Given passage —
[BEGIN]

Tuesday, 3 March 2026

The excluded

The excluded

The list below is a list of all the poets discussed in Herbert Palmer’s “Post-Victorian Verse”. With an exception – I took out the names of poets who feature in Michael Roberts’ Faber Book of Modern Verse, two years earlier. The point of the exercise is to define what Roberts did, in creating the image of the first decades of the 20th century which we still own (as part of our cultural assets), by giving shape to the poetry which he jettisoned (and which has usually remained jettisoned). This is part of a series of blogs, on this site, (label "history of taste") about canon formation, and readers may be aware that it all started with Kipling and his exit from the stage. What happened to Kipling?

[END]

Tasks —
A) Translate this sentence from the post on excluded poets into Spanish: "The list below is a list of all the poets discussed in Herbert Palmer’s “Post-Victorian Verse”."
B) Rewrite the post on excluded poets from "The list below" to "happened to Kipling?", putting "discarded" in place of "jettisoned".
The lines after this text come from a separate source.

Provided information —
[BEGIN]

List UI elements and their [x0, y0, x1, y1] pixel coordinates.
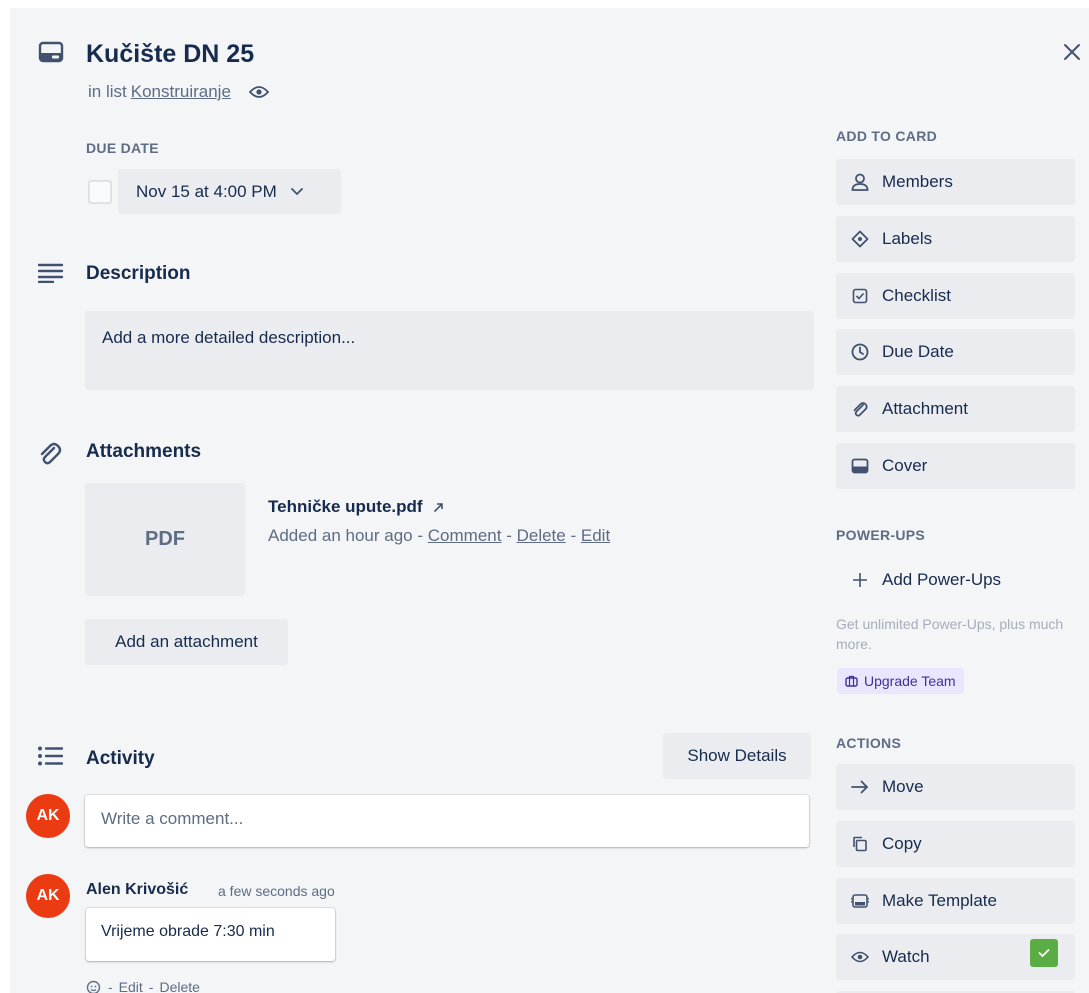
description-title: Description	[86, 263, 191, 284]
upgrade-team-button[interactable]: Upgrade Team	[837, 668, 964, 694]
activity-title: Activity	[86, 748, 155, 769]
members-button[interactable]: Members	[836, 159, 1075, 205]
make-template-button[interactable]: Make Template	[836, 878, 1075, 924]
labels-button[interactable]: Labels	[836, 216, 1075, 262]
add-power-ups-label: Add Power-Ups	[882, 570, 1002, 589]
attachment-delete-link[interactable]: Delete	[517, 526, 566, 545]
comment-author[interactable]: Alen Krivošić	[86, 881, 188, 899]
arrow-right-icon	[850, 777, 870, 797]
due-complete-checkbox[interactable]	[88, 180, 112, 204]
clock-icon	[850, 342, 870, 362]
comment-actions: - Edit - Delete	[86, 979, 200, 993]
comment-time[interactable]: a few seconds ago	[218, 883, 335, 899]
move-label: Move	[882, 777, 924, 796]
move-button[interactable]: Move	[836, 764, 1075, 810]
cover-label: Cover	[882, 456, 928, 475]
due-date-sidebar-button[interactable]: Due Date	[836, 329, 1075, 375]
activity-icon	[37, 746, 64, 771]
copy-label: Copy	[882, 834, 922, 853]
avatar[interactable]: AK	[26, 794, 70, 838]
watch-checked-indicator	[1030, 939, 1058, 967]
actions-heading: ACTIONS	[836, 735, 902, 751]
in-list-prefix: in list	[88, 82, 127, 101]
checklist-button[interactable]: Checklist	[836, 273, 1075, 319]
separator: -	[417, 526, 424, 545]
avatar[interactable]: AK	[26, 874, 70, 918]
due-date-value: Nov 15 at 4:00 PM	[136, 181, 277, 201]
tag-icon	[850, 229, 870, 249]
watch-label: Watch	[882, 947, 930, 966]
add-power-ups-button[interactable]: Add Power-Ups	[836, 557, 1075, 603]
template-icon	[850, 891, 870, 911]
separator: -	[506, 526, 512, 545]
description-icon	[37, 263, 64, 288]
paperclip-icon	[38, 441, 62, 472]
show-details-button[interactable]: Show Details	[663, 733, 811, 779]
description-input[interactable]: Add a more detailed description...	[85, 311, 814, 390]
close-icon	[1064, 44, 1080, 60]
comment-input[interactable]: Write a comment...	[85, 795, 809, 847]
separator: -	[108, 979, 113, 993]
separator: -	[148, 979, 154, 993]
checkbox-icon	[850, 286, 870, 306]
attachment-sidebar-button[interactable]: Attachment	[836, 386, 1075, 432]
emoji-reaction-icon[interactable]	[86, 979, 102, 993]
comment-body: Vrijeme obrade 7:30 min	[86, 908, 335, 961]
labels-label: Labels	[882, 229, 933, 248]
checklist-label: Checklist	[882, 286, 951, 305]
due-date-button[interactable]: Nov 15 at 4:00 PM	[118, 169, 341, 214]
briefcase-icon	[845, 675, 858, 687]
attachment-thumbnail[interactable]: PDF	[85, 483, 245, 596]
attachment-comment-link[interactable]: Comment	[428, 526, 502, 545]
card-title[interactable]: Kučište DN 25	[86, 40, 254, 69]
paperclip-icon	[850, 399, 870, 419]
checkmark-icon	[1038, 949, 1050, 958]
in-list-line: in list Konstruiranje	[88, 82, 269, 102]
card-detail-window: Kučište DN 25 in list Konstruiranje DUE …	[10, 8, 1089, 993]
attachment-name-link[interactable]: Tehničke upute.pdf	[268, 497, 444, 517]
eye-icon	[248, 85, 269, 99]
copy-button[interactable]: Copy	[836, 821, 1075, 867]
plus-icon	[850, 570, 870, 590]
members-label: Members	[882, 172, 953, 191]
eye-icon	[850, 947, 870, 967]
copy-icon	[850, 834, 870, 854]
attachment-meta: Added an hour ago - Comment - Delete - E…	[268, 526, 610, 546]
card-icon	[38, 41, 64, 68]
comment-edit-link[interactable]: Edit	[119, 979, 143, 993]
upgrade-team-label: Upgrade Team	[864, 673, 956, 689]
list-name-link[interactable]: Konstruiranje	[131, 82, 231, 102]
chevron-down-icon	[290, 187, 303, 196]
power-ups-heading: POWER-UPS	[836, 527, 926, 543]
comment-delete-link[interactable]: Delete	[159, 979, 199, 993]
attachment-sidebar-label: Attachment	[882, 399, 968, 418]
cover-button[interactable]: Cover	[836, 443, 1075, 489]
make-template-label: Make Template	[882, 891, 997, 910]
power-ups-promo-text: Get unlimited Power-Ups, plus much more.	[836, 616, 1064, 652]
close-button[interactable]	[1052, 32, 1089, 72]
add-to-card-heading: ADD TO CARD	[836, 128, 938, 144]
separator: -	[570, 526, 577, 545]
attachment-added: Added an hour ago	[268, 526, 413, 545]
due-date-sidebar-label: Due Date	[882, 342, 954, 361]
due-date-heading: DUE DATE	[86, 140, 159, 156]
card-icon	[850, 456, 870, 476]
attachments-title: Attachments	[86, 441, 202, 462]
attachment-name: Tehničke upute.pdf	[268, 497, 423, 516]
external-link-icon	[433, 502, 443, 512]
person-icon	[850, 172, 870, 192]
add-attachment-button[interactable]: Add an attachment	[85, 619, 288, 665]
attachment-edit-link[interactable]: Edit	[581, 526, 610, 545]
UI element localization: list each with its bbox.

[END]

Answers below —
A) La lista de abajo es una lista de todos los poetas tratados en “Post-Victorian Verse” de Herbert Palmer.

B)
The list below is a list of all the poets discussed in Herbert Palmer’s “Post-Victorian Verse”. With an exception – I took out the names of poets who feature in Michael Roberts’ Faber Book of Modern Verse, two years earlier. The point of the exercise is to define what Roberts did, in creating the image of the first decades of the 20th century which we still own (as part of our cultural assets), by giving shape to the poetry which he discarded (and which has usually remained discarded). This is part of a series of blogs, on this site, (label "history of taste") about canon formation, and readers may be aware that it all started with Kipling and his exit from the stage. What happened to Kipling?